Collection entries:
■ ■ ■ ■ ■ ■ ■

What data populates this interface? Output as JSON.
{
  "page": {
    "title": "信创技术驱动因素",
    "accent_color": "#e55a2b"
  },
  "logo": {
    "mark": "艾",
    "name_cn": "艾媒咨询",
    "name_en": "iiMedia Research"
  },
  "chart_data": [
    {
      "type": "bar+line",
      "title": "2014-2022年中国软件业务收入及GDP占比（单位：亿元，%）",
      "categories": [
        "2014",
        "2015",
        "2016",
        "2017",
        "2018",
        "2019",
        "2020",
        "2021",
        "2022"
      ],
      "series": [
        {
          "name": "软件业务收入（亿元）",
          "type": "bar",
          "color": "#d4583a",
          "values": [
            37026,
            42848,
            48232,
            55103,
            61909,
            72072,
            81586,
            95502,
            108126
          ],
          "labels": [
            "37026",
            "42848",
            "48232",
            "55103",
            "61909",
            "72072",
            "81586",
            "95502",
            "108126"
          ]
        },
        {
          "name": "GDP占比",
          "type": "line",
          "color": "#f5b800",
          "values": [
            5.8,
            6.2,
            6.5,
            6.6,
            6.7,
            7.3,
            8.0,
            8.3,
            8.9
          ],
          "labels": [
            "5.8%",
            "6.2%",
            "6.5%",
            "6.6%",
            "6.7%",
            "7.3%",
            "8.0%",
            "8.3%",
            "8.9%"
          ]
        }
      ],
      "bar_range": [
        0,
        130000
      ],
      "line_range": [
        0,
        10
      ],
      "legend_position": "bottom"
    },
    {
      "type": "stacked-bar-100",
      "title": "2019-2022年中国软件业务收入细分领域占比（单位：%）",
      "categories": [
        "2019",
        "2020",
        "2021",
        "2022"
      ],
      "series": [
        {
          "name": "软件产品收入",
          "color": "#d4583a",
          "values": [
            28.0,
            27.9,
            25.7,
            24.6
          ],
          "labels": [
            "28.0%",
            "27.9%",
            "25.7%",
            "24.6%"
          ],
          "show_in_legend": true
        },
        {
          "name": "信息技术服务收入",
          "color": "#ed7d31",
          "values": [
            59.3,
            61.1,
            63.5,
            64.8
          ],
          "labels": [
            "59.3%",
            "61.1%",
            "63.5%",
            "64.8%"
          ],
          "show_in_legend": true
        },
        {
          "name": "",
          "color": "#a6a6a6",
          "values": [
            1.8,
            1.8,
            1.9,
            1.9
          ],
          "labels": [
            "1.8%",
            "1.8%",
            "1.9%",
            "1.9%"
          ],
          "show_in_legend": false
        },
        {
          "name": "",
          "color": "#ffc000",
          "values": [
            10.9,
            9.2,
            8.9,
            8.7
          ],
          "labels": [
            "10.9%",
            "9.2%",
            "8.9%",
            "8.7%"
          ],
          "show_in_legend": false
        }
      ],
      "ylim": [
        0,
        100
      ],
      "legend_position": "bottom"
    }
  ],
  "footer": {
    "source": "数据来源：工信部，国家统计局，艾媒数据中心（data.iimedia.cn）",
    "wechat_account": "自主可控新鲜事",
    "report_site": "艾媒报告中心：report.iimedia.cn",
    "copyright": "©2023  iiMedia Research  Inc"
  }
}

■ ■ ■ ■ ■ ■ ■

◆ **Brief**
Send back every record, precisely as written.

◆ **Completed task**
What data populates this interface? Output as JSON.
{
  "page": {
    "title": "信创技术驱动因素",
    "accent_color": "#e55a2b"
  },
  "logo": {
    "mark": "艾",
    "name_cn": "艾媒咨询",
    "name_en": "iiMedia Research"
  },
  "chart_data": [
    {
      "type": "bar+line",
      "title": "2014-2022年中国软件业务收入及GDP占比（单位：亿元，%）",
      "categories": [
        "2014",
        "2015",
        "2016",
        "2017",
        "2018",
        "2019",
        "2020",
        "2021",
        "2022"
      ],
      "series": [
        {
          "name": "软件业务收入（亿元）",
          "type": "bar",
          "color": "#d4583a",
          "values": [
            37026,
            42848,
            48232,
            55103,
            61909,
            72072,
            81586,
            95502,
            108126
          ],
          "labels": [
            "37026",
            "42848",
            "48232",
            "55103",
            "61909",
            "72072",
            "81586",
            "95502",
            "108126"
          ]
        },
        {
          "name": "GDP占比",
          "type": "line",
          "color": "#f5b800",
          "values": [
            5.8,
            6.2,
            6.5,
            6.6,
            6.7,
            7.3,
            8.0,
            8.3,
            8.9
          ],
          "labels": [
            "5.8%",
            "6.2%",
            "6.5%",
            "6.6%",
            "6.7%",
            "7.3%",
            "8.0%",
            "8.3%",
            "8.9%"
          ]
        }
      ],
      "bar_range": [
        0,
        130000
      ],
      "line_range": [
        0,
        10
      ],
      "legend_position": "bottom"
    },
    {
      "type": "stacked-bar-100",
      "title": "2019-2022年中国软件业务收入细分领域占比（单位：%）",
      "categories": [
        "2019",
        "2020",
        "2021",
        "2022"
      ],
      "series": [
        {
          "name": "软件产品收入",
          "color": "#d4583a",
          "values": [
            28.0,
            27.9,
            25.7,
            24.6
          ],
          "labels": [
            "28.0%",
            "27.9%",
            "25.7%",
            "24.6%"
          ],
          "show_in_legend": true
        },
        {
          "name": "信息技术服务收入",
          "color": "#ed7d31",
          "values": [
            59.3,
            61.1,
            63.5,
            64.8
          ],
          "labels": [
            "59.3%",
            "61.1%",
            "63.5%",
            "64.8%"
          ],
          "show_in_legend": true
        },
        {
          "name": "",
          "color": "#a6a6a6",
          "values": [
            1.8,
            1.8,
            1.9,
            1.9
          ],
          "labels": [
            "1.8%",
            "1.8%",
            "1.9%",
            "1.9%"
          ],
          "show_in_legend": false
        },
        {
          "name": "",
          "color": "#ffc000",
          "values": [
            10.9,
            9.2,
            8.9,
            8.7
          ],
          "labels": [
            "10.9%",
            "9.2%",
            "8.9%",
            "8.7%"
          ],
          "show_in_legend": false
        }
      ],
      "ylim": [
        0,
        100
      ],
      "legend_position": "bottom"
    }
  ],
  "footer": {
    "source": "数据来源：工信部，国家统计局，艾媒数据中心（data.iimedia.cn）",
    "wechat_account": "自主可控新鲜事",
    "report_site": "艾媒报告中心：report.iimedia.cn",
    "copyright": "©2023  iiMedia Research  Inc"
  }
}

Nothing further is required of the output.